**Set problem**. Transcribe the entries exactly; images are not part of the copy.

**Data listing**.
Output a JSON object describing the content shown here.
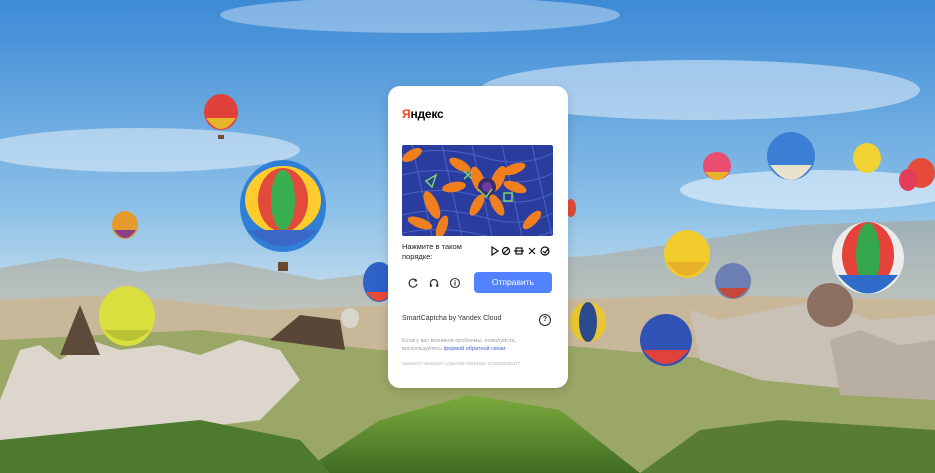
{
  "logo": "Яндекс",
  "captcha": {
    "task_label": "Нажмите в таком порядке:",
    "submit_label": "Отправить",
    "brand": "SmartCaptcha by Yandex Cloud",
    "help_label": "?",
    "note_prefix": "Если у вас возникли проблемы, пожалуйста, воспользуйтесь",
    "note_link": "формой обратной связи",
    "token": "a5a19e77-48a82e37-ccbee059-7b5916a1-1716822036377"
  },
  "icons": {
    "reload": "reload-icon",
    "audio": "headphones-icon",
    "info": "info-icon",
    "help": "question-icon"
  },
  "colors": {
    "accent": "#5282ff",
    "brand_red": "#fc3f1d",
    "link": "#3d64d1"
  }
}
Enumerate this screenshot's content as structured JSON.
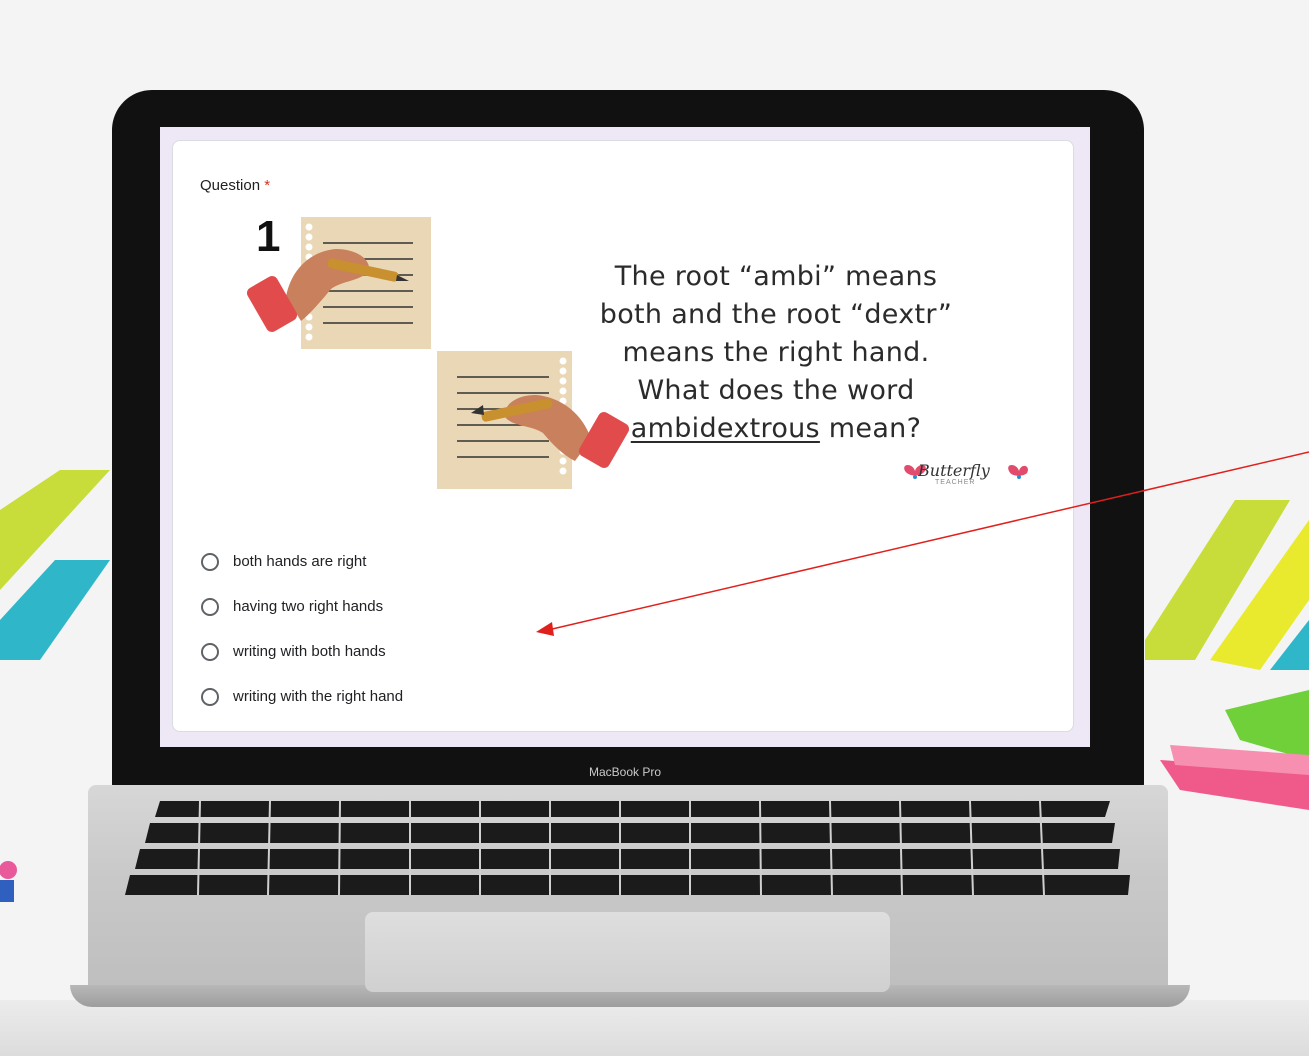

**Solution below**.
Output a JSON object describing the content shown here.
{
  "logo": "Яндекс",
  "captcha": {
    "task_label": "Нажмите в таком порядке:",
    "submit_label": "Отправить",
    "brand": "SmartCaptcha by Yandex Cloud",
    "help_label": "?",
    "note_prefix": "Если у вас возникли проблемы, пожалуйста, воспользуйтесь",
    "note_link": "формой обратной связи",
    "token": "a5a19e77-48a82e37-ccbee059-7b5916a1-1716822036377"
  },
  "icons": {
    "reload": "reload-icon",
    "audio": "headphones-icon",
    "info": "info-icon",
    "help": "question-icon"
  },
  "colors": {
    "accent": "#5282ff",
    "brand_red": "#fc3f1d",
    "link": "#3d64d1"
  }
}
Enumerate this screenshot's content as structured JSON.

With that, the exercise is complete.